[EXERCISE DIRECTIONS]
Can you give all the records again without altering a single character?
═══ RECORDS PROVIDED ═══
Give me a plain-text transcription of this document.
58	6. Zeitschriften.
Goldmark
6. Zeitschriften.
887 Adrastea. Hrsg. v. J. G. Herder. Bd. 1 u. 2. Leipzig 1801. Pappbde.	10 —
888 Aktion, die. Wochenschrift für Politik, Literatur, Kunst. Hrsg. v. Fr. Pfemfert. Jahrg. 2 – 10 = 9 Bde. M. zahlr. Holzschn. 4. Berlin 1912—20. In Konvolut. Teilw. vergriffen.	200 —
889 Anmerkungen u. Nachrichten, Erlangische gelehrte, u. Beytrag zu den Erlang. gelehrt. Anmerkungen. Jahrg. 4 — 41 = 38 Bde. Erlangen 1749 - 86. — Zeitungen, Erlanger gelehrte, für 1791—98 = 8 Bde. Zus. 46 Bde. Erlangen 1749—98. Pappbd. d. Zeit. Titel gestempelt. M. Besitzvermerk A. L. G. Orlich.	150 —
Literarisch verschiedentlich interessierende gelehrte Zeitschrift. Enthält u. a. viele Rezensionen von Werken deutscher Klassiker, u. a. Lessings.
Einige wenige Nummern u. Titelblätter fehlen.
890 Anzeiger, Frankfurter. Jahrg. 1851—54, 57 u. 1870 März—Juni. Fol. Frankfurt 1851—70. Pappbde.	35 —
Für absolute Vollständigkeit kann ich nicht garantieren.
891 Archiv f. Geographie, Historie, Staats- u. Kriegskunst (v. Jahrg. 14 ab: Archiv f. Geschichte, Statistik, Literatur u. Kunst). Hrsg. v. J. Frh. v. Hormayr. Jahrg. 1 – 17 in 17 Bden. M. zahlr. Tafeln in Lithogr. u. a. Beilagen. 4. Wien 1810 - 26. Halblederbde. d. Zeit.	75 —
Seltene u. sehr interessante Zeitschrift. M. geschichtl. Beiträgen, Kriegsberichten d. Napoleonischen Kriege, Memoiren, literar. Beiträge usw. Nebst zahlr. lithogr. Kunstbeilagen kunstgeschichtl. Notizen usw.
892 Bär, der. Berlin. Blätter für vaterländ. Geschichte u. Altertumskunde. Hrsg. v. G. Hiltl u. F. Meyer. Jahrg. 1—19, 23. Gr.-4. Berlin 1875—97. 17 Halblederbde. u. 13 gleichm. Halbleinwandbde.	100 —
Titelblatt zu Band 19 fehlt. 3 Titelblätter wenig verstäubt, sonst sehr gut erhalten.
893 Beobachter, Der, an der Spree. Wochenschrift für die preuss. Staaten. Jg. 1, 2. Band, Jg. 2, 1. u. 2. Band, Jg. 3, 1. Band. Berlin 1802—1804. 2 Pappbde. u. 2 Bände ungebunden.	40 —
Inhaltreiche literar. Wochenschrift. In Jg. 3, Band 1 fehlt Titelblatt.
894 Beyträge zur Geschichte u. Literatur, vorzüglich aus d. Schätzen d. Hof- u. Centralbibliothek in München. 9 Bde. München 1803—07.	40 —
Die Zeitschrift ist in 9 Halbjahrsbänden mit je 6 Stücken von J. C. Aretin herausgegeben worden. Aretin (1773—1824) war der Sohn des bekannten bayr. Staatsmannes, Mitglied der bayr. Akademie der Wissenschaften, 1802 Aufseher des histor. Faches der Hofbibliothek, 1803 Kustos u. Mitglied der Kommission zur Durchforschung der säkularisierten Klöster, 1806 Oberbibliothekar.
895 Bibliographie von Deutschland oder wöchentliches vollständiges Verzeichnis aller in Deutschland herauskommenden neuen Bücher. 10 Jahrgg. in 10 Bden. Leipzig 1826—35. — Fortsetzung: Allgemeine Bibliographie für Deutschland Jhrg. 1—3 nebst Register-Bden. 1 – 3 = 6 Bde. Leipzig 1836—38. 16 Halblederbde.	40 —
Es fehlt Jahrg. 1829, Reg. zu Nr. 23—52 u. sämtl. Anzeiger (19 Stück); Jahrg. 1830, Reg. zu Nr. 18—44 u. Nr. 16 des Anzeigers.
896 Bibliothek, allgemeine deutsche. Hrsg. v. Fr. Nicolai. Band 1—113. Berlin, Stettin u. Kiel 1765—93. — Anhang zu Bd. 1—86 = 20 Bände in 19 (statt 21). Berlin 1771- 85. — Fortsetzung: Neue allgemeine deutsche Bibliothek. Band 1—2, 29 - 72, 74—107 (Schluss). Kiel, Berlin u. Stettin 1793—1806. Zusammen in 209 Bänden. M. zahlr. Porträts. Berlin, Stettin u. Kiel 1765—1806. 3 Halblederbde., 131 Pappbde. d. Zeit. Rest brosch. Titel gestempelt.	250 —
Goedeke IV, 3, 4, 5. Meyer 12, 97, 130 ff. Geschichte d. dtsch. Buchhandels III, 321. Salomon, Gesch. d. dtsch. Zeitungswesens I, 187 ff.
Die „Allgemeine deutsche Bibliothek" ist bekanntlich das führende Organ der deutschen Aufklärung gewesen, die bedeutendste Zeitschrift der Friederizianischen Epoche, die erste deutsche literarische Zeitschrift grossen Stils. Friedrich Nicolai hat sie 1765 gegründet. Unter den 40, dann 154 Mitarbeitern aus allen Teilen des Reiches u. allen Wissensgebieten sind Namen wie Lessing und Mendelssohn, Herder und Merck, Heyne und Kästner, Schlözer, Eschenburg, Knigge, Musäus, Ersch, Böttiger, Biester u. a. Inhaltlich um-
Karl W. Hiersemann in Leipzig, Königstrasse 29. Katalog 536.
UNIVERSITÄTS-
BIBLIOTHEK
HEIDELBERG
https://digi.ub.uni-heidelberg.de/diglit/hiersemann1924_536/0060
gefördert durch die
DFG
═══
[SOLUTION FOR THIS PROBLEM]
Give me a plain-text transcription of this document.
58	6. Zeitschriften.
Goldmark
6. Zeitschriften.
887 Adrastea. Hrsg. v. J. G. Herder. Bd. 1 u. 2. Leipzig 1801. Pappbde.	10 —
888 Aktion, die. Wochenschrift für Politik, Literatur, Kunst. Hrsg. v. Fr. Pfemfert. Jahrg. 2 – 10 = 9 Bde. M. zahlr. Holzschn. 4. Berlin 1912—20. In Konvolut. Teilw. vergriffen.	200 —
889 Anmerkungen u. Nachrichten, Erlangische gelehrte, u. Beytrag zu den Erlang. gelehrt. Anmerkungen. Jahrg. 4 — 41 = 38 Bde. Erlangen 1749 - 86. — Zeitungen, Erlanger gelehrte, für 1791—98 = 8 Bde. Zus. 46 Bde. Erlangen 1749—98. Pappbd. d. Zeit. Titel gestempelt. M. Besitzvermerk A. L. G. Orlich.	150 —
Literarisch verschiedentlich interessierende gelehrte Zeitschrift. Enthält u. a. viele Rezensionen von Werken deutscher Klassiker, u. a. Lessings.
Einige wenige Nummern u. Titelblätter fehlen.
890 Anzeiger, Frankfurter. Jahrg. 1851—54, 57 u. 1870 März—Juni. Fol. Frankfurt 1851—70. Pappbde.	35 —
Für absolute Vollständigkeit kann ich nicht garantieren.
891 Archiv f. Geographie, Historie, Staats- u. Kriegskunst (v. Jahrg. 14 ab: Archiv f. Geschichte, Statistik, Literatur u. Kunst). Hrsg. v. J. Frh. v. Hormayr. Jahrg. 1 – 17 in 17 Bden. M. zahlr. Tafeln in Lithogr. u. a. Beilagen. 4. Wien 1810 - 26. Halblederbde. d. Zeit.	75 —
Seltene u. sehr interessante Zeitschrift. M. geschichtl. Beiträgen, Kriegsberichten d. Napoleonischen Kriege, Memoiren, literar. Beiträge usw. Nebst zahlr. lithogr. Kunstbeilagen kunstgeschichtl. Notizen usw.
892 Bär, der. Berlin. Blätter für vaterländ. Geschichte u. Altertumskunde. Hrsg. v. G. Hiltl u. F. Meyer. Jahrg. 1—19, 23. Gr.-4. Berlin 1875—97. 17 Halblederbde. u. 13 gleichm. Halbleinwandbde.	100 —
Titelblatt zu Band 19 fehlt. 3 Titelblätter wenig verstäubt, sonst sehr gut erhalten.
893 Beobachter, Der, an der Spree. Wochenschrift für die preuss. Staaten. Jg. 1, 2. Band, Jg. 2, 1. u. 2. Band, Jg. 3, 1. Band. Berlin 1802—1804. 2 Pappbde. u. 2 Bände ungebunden.	40 —
Inhaltreiche literar. Wochenschrift. In Jg. 3, Band 1 fehlt Titelblatt.
894 Beyträge zur Geschichte u. Literatur, vorzüglich aus d. Schätzen d. Hof- u. Centralbibliothek in München. 9 Bde. München 1803—07.	40 —
Die Zeitschrift ist in 9 Halbjahrsbänden mit je 6 Stücken von J. C. Aretin herausgegeben worden. Aretin (1773—1824) war der Sohn des bekannten bayr. Staatsmannes, Mitglied der bayr. Akademie der Wissenschaften, 1802 Aufseher des histor. Faches der Hofbibliothek, 1803 Kustos u. Mitglied der Kommission zur Durchforschung der säkularisierten Klöster, 1806 Oberbibliothekar.
895 Bibliographie von Deutschland oder wöchentliches vollständiges Verzeichnis aller in Deutschland herauskommenden neuen Bücher. 10 Jahrgg. in 10 Bden. Leipzig 1826—35. — Fortsetzung: Allgemeine Bibliographie für Deutschland Jhrg. 1—3 nebst Register-Bden. 1 – 3 = 6 Bde. Leipzig 1836—38. 16 Halblederbde.	40 —
Es fehlt Jahrg. 1829, Reg. zu Nr. 23—52 u. sämtl. Anzeiger (19 Stück); Jahrg. 1830, Reg. zu Nr. 18—44 u. Nr. 16 des Anzeigers.
896 Bibliothek, allgemeine deutsche. Hrsg. v. Fr. Nicolai. Band 1—113. Berlin, Stettin u. Kiel 1765—93. — Anhang zu Bd. 1—86 = 20 Bände in 19 (statt 21). Berlin 1771- 85. — Fortsetzung: Neue allgemeine deutsche Bibliothek. Band 1—2, 29 - 72, 74—107 (Schluss). Kiel, Berlin u. Stettin 1793—1806. Zusammen in 209 Bänden. M. zahlr. Porträts. Berlin, Stettin u. Kiel 1765—1806. 3 Halblederbde., 131 Pappbde. d. Zeit. Rest brosch. Titel gestempelt.	250 —
Goedeke IV, 3, 4, 5. Meyer 12, 97, 130 ff. Geschichte d. dtsch. Buchhandels III, 321. Salomon, Gesch. d. dtsch. Zeitungswesens I, 187 ff.
Die „Allgemeine deutsche Bibliothek" ist bekanntlich das führende Organ der deutschen Aufklärung gewesen, die bedeutendste Zeitschrift der Friederizianischen Epoche, die erste deutsche literarische Zeitschrift grossen Stils. Friedrich Nicolai hat sie 1765 gegründet. Unter den 40, dann 154 Mitarbeitern aus allen Teilen des Reiches u. allen Wissensgebieten sind Namen wie Lessing und Mendelssohn, Herder und Merck, Heyne und Kästner, Schlözer, Eschenburg, Knigge, Musäus, Ersch, Böttiger, Biester u. a. Inhaltlich um-
Karl W. Hiersemann in Leipzig, Königstrasse 29. Katalog 536.
UNIVERSITÄTS-
BIBLIOTHEK
HEIDELBERG
https://digi.ub.uni-heidelberg.de/diglit/hiersemann1924_536/0060
gefördert durch die
DFG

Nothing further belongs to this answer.